**Exercise directions:** Reproduce every entry below precisely; do not include the pictures.
☆ ☆ ☆
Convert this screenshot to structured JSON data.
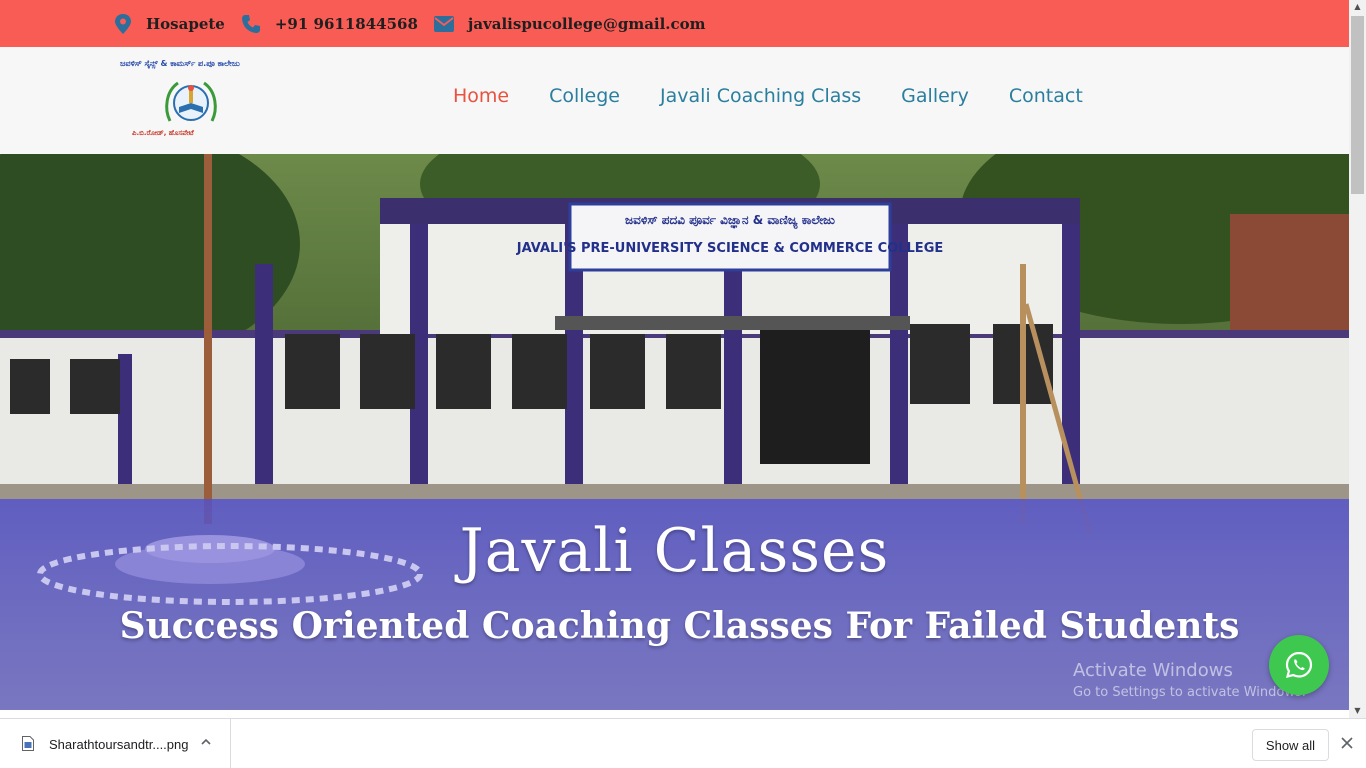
{
  "topbar": {
    "location": "Hosapete",
    "phone": "+91 9611844568",
    "email": "javalispucollege@gmail.com",
    "icons": [
      "map-marker-icon",
      "phone-icon",
      "envelope-icon"
    ],
    "color": "#f85c55"
  },
  "logo": {
    "top_text": "ಜವಳಿಸ್ ಸೈನ್ಸ್ & ಕಾಮರ್ಸ್ ಪ.ಪೂ ಕಾಲೇಜು",
    "bottom_text": "ಪಿ.ಬಿ.ರೋಡ್, ಹೊಸಪೇಟೆ"
  },
  "nav": {
    "items": [
      {
        "label": "Home",
        "active": true
      },
      {
        "label": "College",
        "active": false
      },
      {
        "label": "Javali Coaching Class",
        "active": false
      },
      {
        "label": "Gallery",
        "active": false
      },
      {
        "label": "Contact",
        "active": false
      }
    ],
    "active_color": "#e8523f",
    "link_color": "#2a7f9e"
  },
  "hero": {
    "sign_line1": "ಜವಳಿಸ್ ಪದವಿ ಪೂರ್ವ ವಿಜ್ಞಾನ & ವಾಣಿಜ್ಯ ಕಾಲೇಜು",
    "sign_line2": "JAVALI'S PRE-UNIVERSITY SCIENCE & COMMERCE COLLEGE",
    "title": "Javali Classes",
    "subtitle": "Success Oriented Coaching Classes For Failed Students",
    "overlay_color": "#5a5ad0"
  },
  "watermark": {
    "line1": "Activate Windows",
    "line2": "Go to Settings to activate Windows."
  },
  "whatsapp": {
    "icon": "whatsapp-icon",
    "color": "#3ec84f"
  },
  "downloads": {
    "file_name": "Sharathtoursandtr....png",
    "show_all": "Show all"
  }
}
☆ ☆ ☆
**Exercise result:**
Convert this screenshot to structured JSON data.
{
  "topbar": {
    "location": "Hosapete",
    "phone": "+91 9611844568",
    "email": "javalispucollege@gmail.com",
    "icons": [
      "map-marker-icon",
      "phone-icon",
      "envelope-icon"
    ],
    "color": "#f85c55"
  },
  "logo": {
    "top_text": "ಜವಳಿಸ್ ಸೈನ್ಸ್ & ಕಾಮರ್ಸ್ ಪ.ಪೂ ಕಾಲೇಜು",
    "bottom_text": "ಪಿ.ಬಿ.ರೋಡ್, ಹೊಸಪೇಟೆ"
  },
  "nav": {
    "items": [
      {
        "label": "Home",
        "active": true
      },
      {
        "label": "College",
        "active": false
      },
      {
        "label": "Javali Coaching Class",
        "active": false
      },
      {
        "label": "Gallery",
        "active": false
      },
      {
        "label": "Contact",
        "active": false
      }
    ],
    "active_color": "#e8523f",
    "link_color": "#2a7f9e"
  },
  "hero": {
    "sign_line1": "ಜವಳಿಸ್ ಪದವಿ ಪೂರ್ವ ವಿಜ್ಞಾನ & ವಾಣಿಜ್ಯ ಕಾಲೇಜು",
    "sign_line2": "JAVALI'S PRE-UNIVERSITY SCIENCE & COMMERCE COLLEGE",
    "title": "Javali Classes",
    "subtitle": "Success Oriented Coaching Classes For Failed Students",
    "overlay_color": "#5a5ad0"
  },
  "watermark": {
    "line1": "Activate Windows",
    "line2": "Go to Settings to activate Windows."
  },
  "whatsapp": {
    "icon": "whatsapp-icon",
    "color": "#3ec84f"
  },
  "downloads": {
    "file_name": "Sharathtoursandtr....png",
    "show_all": "Show all"
  }
}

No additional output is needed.